__TASK OBJECTIVE__: Could you write out every record below exactly, leaving out any pictures?

__DATA PROVIDED__:
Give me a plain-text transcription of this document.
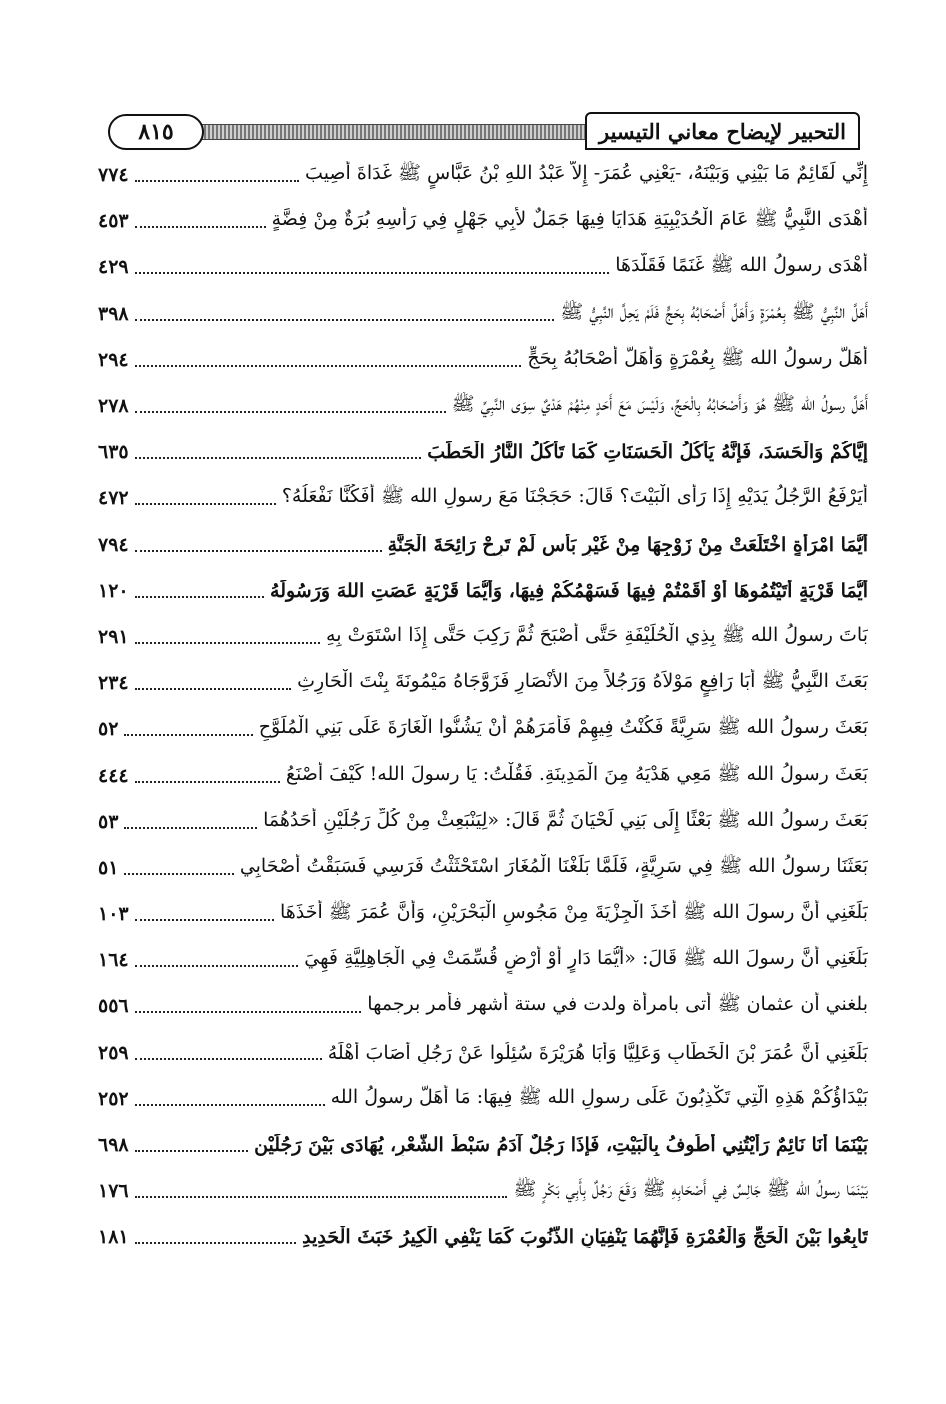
٨١٥	التحبير لإيضاح معاني التيسير
إِنِّي لَقَائِمٌ مَا بَيْنِي وَبَيْنَهُ، -يَعْنِي عُمَرَ- إِلاَّ عَبْدُ اللهِ بْنُ عَبَّاسٍ ﷺ غَدَاةَ أُصِيبَ
٧٧٤
أَهْدَى النَّبِيُّ ﷺ عَامَ الْحُدَيْبِيَةِ هَدَايَا فِيهَا جَمَلٌ لأَبِي جَهْلٍ فِي رَأْسِهِ بُرَةٌ مِنْ فِضَّةٍ
٤٥٣
أَهْدَى رسولُ الله ﷺ غَنَمًا فَقَلَّدَهَا
٤٢٩
أَهَلَّ النَّبِيُّ ﷺ بِعُمْرَةٍ وَأَهَلَّ أَصْحَابُهُ بِحَجٍّ فَلَمْ يَحِلَّ النَّبِيُّ ﷺ
٣٩٨
أَهَلَّ رسولُ الله ﷺ بِعُمْرَةٍ وَأَهَلَّ أَصْحَابُهُ بِحَجٍّ
٢٩٤
أَهَلَّ رسولُ الله ﷺ هُوَ وَأَصْحَابُهُ بِالْحَجِّ، وَلَيْسَ مَعَ أَحَدٍ مِنْهُمْ هَدْيٌ سِوَى النَّبِيِّ ﷺ
٢٧٨
إِيَّاكُمْ وَالْحَسَدَ، فَإِنَّهُ يَأْكُلُ الْحَسَنَاتِ كَمَا تَأْكُلُ النَّارُ الْحَطَبَ
٦٣٥
أَيَرْفَعُ الرَّجُلُ يَدَيْهِ إِذَا رَأَى الْبَيْتَ؟ قَالَ: حَجَجْنَا مَعَ رسولِ الله ﷺ أَفَكُنَّا نَفْعَلُهُ؟
٤٧٢
أَيُّمَا امْرَأَةٍ اخْتَلَعَتْ مِنْ زَوْجِهَا مِنْ غَيْرِ بَأْسٍ لَمْ تَرِحْ رَائِحَةَ الْجَنَّةِ
٧٩٤
أَيُّمَا قَرْيَةٍ أَتَيْتُمُوهَا أَوْ أَقَمْتُمْ فِيهَا فَسَهْمُكُمْ فِيهَا، وَأَيُّمَا قَرْيَةٍ عَصَتِ اللهَ وَرَسُولَهُ
١٢٠
بَاتَ رسولُ الله ﷺ بِذِي الْحُلَيْفَةِ حَتَّى أَصْبَحَ ثُمَّ رَكِبَ حَتَّى إِذَا اسْتَوَتْ بِهِ
٢٩١
بَعَثَ النَّبِيُّ ﷺ أَبَا رَافِعٍ مَوْلاَهُ وَرَجُلاً مِنَ الأَنْصَارِ فَزَوَّجَاهُ مَيْمُونَةَ بِنْتَ الْحَارِثِ
٢٣٤
بَعَثَ رسولُ الله ﷺ سَرِيَّةً فَكُنْتُ فِيهِمْ فَأَمَرَهُمْ أَنْ يَشُنُّوا الْغَارَةَ عَلَى بَنِي الْمُلَوَّحِ
٥٢
بَعَثَ رسولُ الله ﷺ مَعِي هَدْيَهُ مِنَ الْمَدِينَةِ. فَقُلْتُ: يَا رسولَ الله! كَيْفَ أَصْنَعُ
٤٤٤
بَعَثَ رسولُ الله ﷺ بَعْثًا إِلَى بَنِي لَحْيَانَ ثُمَّ قَالَ: «لِيَنْبَعِثْ مِنْ كُلِّ رَجُلَيْنِ أَحَدُهُمَا
٥٣
بَعَثَنَا رسولُ الله ﷺ فِي سَرِيَّةٍ، فَلَمَّا بَلَغْنَا الْمُغَارَ اسْتَحْثَثْتُ فَرَسِي فَسَبَقْتُ أَصْحَابِي
٥١
بَلَغَنِي أَنَّ رسولَ الله ﷺ أَخَذَ الْجِزْيَةَ مِنْ مَجُوسِ الْبَحْرَيْنِ، وَأَنَّ عُمَرَ ﷺ أَخَذَهَا
١٠٣
بَلَغَنِي أَنَّ رسولَ الله ﷺ قَالَ: «أَيُّمَا دَارٍ أَوْ أَرْضٍ قُسِّمَتْ فِي الْجَاهِلِيَّةِ فَهِيَ
١٦٤
بلغني أن عثمان ﷺ أتى بامرأة ولدت في ستة أشهر فأمر برجمها
٥٥٦
بَلَغَنِي أَنَّ عُمَرَ بْنَ الْخَطَّابِ وَعَلِيًّا وَأَبَا هُرَيْرَةَ سُئِلُوا عَنْ رَجُلٍ أَصَابَ أَهْلَهُ
٢٥٩
بَيْدَاؤُكُمْ هَذِهِ الَّتِي تَكْذِبُونَ عَلَى رسولِ الله ﷺ فِيهَا: مَا أَهَلَّ رسولُ الله
٢٥٢
بَيْنَمَا أَنَا نَائِمٌ رَأَيْتُنِي أَطُوفُ بِالْبَيْتِ، فَإِذَا رَجُلٌ آدَمُ سَبْطُ الشَّعْرِ، يُهَادَى بَيْنَ رَجُلَيْنِ
٦٩٨
بَيْنَمَا رسولُ الله ﷺ جَالِسٌ فِي أَصْحَابِهِ ﷺ وَقَعَ رَجُلٌ بِأَبِي بَكْرٍ ﷺ
١٧٦
تَابِعُوا بَيْنَ الْحَجِّ وَالْعُمْرَةِ فَإِنَّهُمَا يَنْفِيَانِ الذُّنُوبَ كَمَا يَنْفِي الْكِيرُ خَبَثَ الْحَدِيدِ
١٨١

__TASK ANSWER__:
Give me a plain-text transcription of this document.
٨١٥	التحبير لإيضاح معاني التيسير
إِنِّي لَقَائِمٌ مَا بَيْنِي وَبَيْنَهُ، -يَعْنِي عُمَرَ- إِلاَّ عَبْدُ اللهِ بْنُ عَبَّاسٍ ﷺ غَدَاةَ أُصِيبَ
٧٧٤
أَهْدَى النَّبِيُّ ﷺ عَامَ الْحُدَيْبِيَةِ هَدَايَا فِيهَا جَمَلٌ لأَبِي جَهْلٍ فِي رَأْسِهِ بُرَةٌ مِنْ فِضَّةٍ
٤٥٣
أَهْدَى رسولُ الله ﷺ غَنَمًا فَقَلَّدَهَا
٤٢٩
أَهَلَّ النَّبِيُّ ﷺ بِعُمْرَةٍ وَأَهَلَّ أَصْحَابُهُ بِحَجٍّ فَلَمْ يَحِلَّ النَّبِيُّ ﷺ
٣٩٨
أَهَلَّ رسولُ الله ﷺ بِعُمْرَةٍ وَأَهَلَّ أَصْحَابُهُ بِحَجٍّ
٢٩٤
أَهَلَّ رسولُ الله ﷺ هُوَ وَأَصْحَابُهُ بِالْحَجِّ، وَلَيْسَ مَعَ أَحَدٍ مِنْهُمْ هَدْيٌ سِوَى النَّبِيِّ ﷺ
٢٧٨
إِيَّاكُمْ وَالْحَسَدَ، فَإِنَّهُ يَأْكُلُ الْحَسَنَاتِ كَمَا تَأْكُلُ النَّارُ الْحَطَبَ
٦٣٥
أَيَرْفَعُ الرَّجُلُ يَدَيْهِ إِذَا رَأَى الْبَيْتَ؟ قَالَ: حَجَجْنَا مَعَ رسولِ الله ﷺ أَفَكُنَّا نَفْعَلُهُ؟
٤٧٢
أَيُّمَا امْرَأَةٍ اخْتَلَعَتْ مِنْ زَوْجِهَا مِنْ غَيْرِ بَأْسٍ لَمْ تَرِحْ رَائِحَةَ الْجَنَّةِ
٧٩٤
أَيُّمَا قَرْيَةٍ أَتَيْتُمُوهَا أَوْ أَقَمْتُمْ فِيهَا فَسَهْمُكُمْ فِيهَا، وَأَيُّمَا قَرْيَةٍ عَصَتِ اللهَ وَرَسُولَهُ
١٢٠
بَاتَ رسولُ الله ﷺ بِذِي الْحُلَيْفَةِ حَتَّى أَصْبَحَ ثُمَّ رَكِبَ حَتَّى إِذَا اسْتَوَتْ بِهِ
٢٩١
بَعَثَ النَّبِيُّ ﷺ أَبَا رَافِعٍ مَوْلاَهُ وَرَجُلاً مِنَ الأَنْصَارِ فَزَوَّجَاهُ مَيْمُونَةَ بِنْتَ الْحَارِثِ
٢٣٤
بَعَثَ رسولُ الله ﷺ سَرِيَّةً فَكُنْتُ فِيهِمْ فَأَمَرَهُمْ أَنْ يَشُنُّوا الْغَارَةَ عَلَى بَنِي الْمُلَوَّحِ
٥٢
بَعَثَ رسولُ الله ﷺ مَعِي هَدْيَهُ مِنَ الْمَدِينَةِ. فَقُلْتُ: يَا رسولَ الله! كَيْفَ أَصْنَعُ
٤٤٤
بَعَثَ رسولُ الله ﷺ بَعْثًا إِلَى بَنِي لَحْيَانَ ثُمَّ قَالَ: «لِيَنْبَعِثْ مِنْ كُلِّ رَجُلَيْنِ أَحَدُهُمَا
٥٣
بَعَثَنَا رسولُ الله ﷺ فِي سَرِيَّةٍ، فَلَمَّا بَلَغْنَا الْمُغَارَ اسْتَحْثَثْتُ فَرَسِي فَسَبَقْتُ أَصْحَابِي
٥١
بَلَغَنِي أَنَّ رسولَ الله ﷺ أَخَذَ الْجِزْيَةَ مِنْ مَجُوسِ الْبَحْرَيْنِ، وَأَنَّ عُمَرَ ﷺ أَخَذَهَا
١٠٣
بَلَغَنِي أَنَّ رسولَ الله ﷺ قَالَ: «أَيُّمَا دَارٍ أَوْ أَرْضٍ قُسِّمَتْ فِي الْجَاهِلِيَّةِ فَهِيَ
١٦٤
بلغني أن عثمان ﷺ أتى بامرأة ولدت في ستة أشهر فأمر برجمها
٥٥٦
بَلَغَنِي أَنَّ عُمَرَ بْنَ الْخَطَّابِ وَعَلِيًّا وَأَبَا هُرَيْرَةَ سُئِلُوا عَنْ رَجُلٍ أَصَابَ أَهْلَهُ
٢٥٩
بَيْدَاؤُكُمْ هَذِهِ الَّتِي تَكْذِبُونَ عَلَى رسولِ الله ﷺ فِيهَا: مَا أَهَلَّ رسولُ الله
٢٥٢
بَيْنَمَا أَنَا نَائِمٌ رَأَيْتُنِي أَطُوفُ بِالْبَيْتِ، فَإِذَا رَجُلٌ آدَمُ سَبْطُ الشَّعْرِ، يُهَادَى بَيْنَ رَجُلَيْنِ
٦٩٨
بَيْنَمَا رسولُ الله ﷺ جَالِسٌ فِي أَصْحَابِهِ ﷺ وَقَعَ رَجُلٌ بِأَبِي بَكْرٍ ﷺ
١٧٦
تَابِعُوا بَيْنَ الْحَجِّ وَالْعُمْرَةِ فَإِنَّهُمَا يَنْفِيَانِ الذُّنُوبَ كَمَا يَنْفِي الْكِيرُ خَبَثَ الْحَدِيدِ
١٨١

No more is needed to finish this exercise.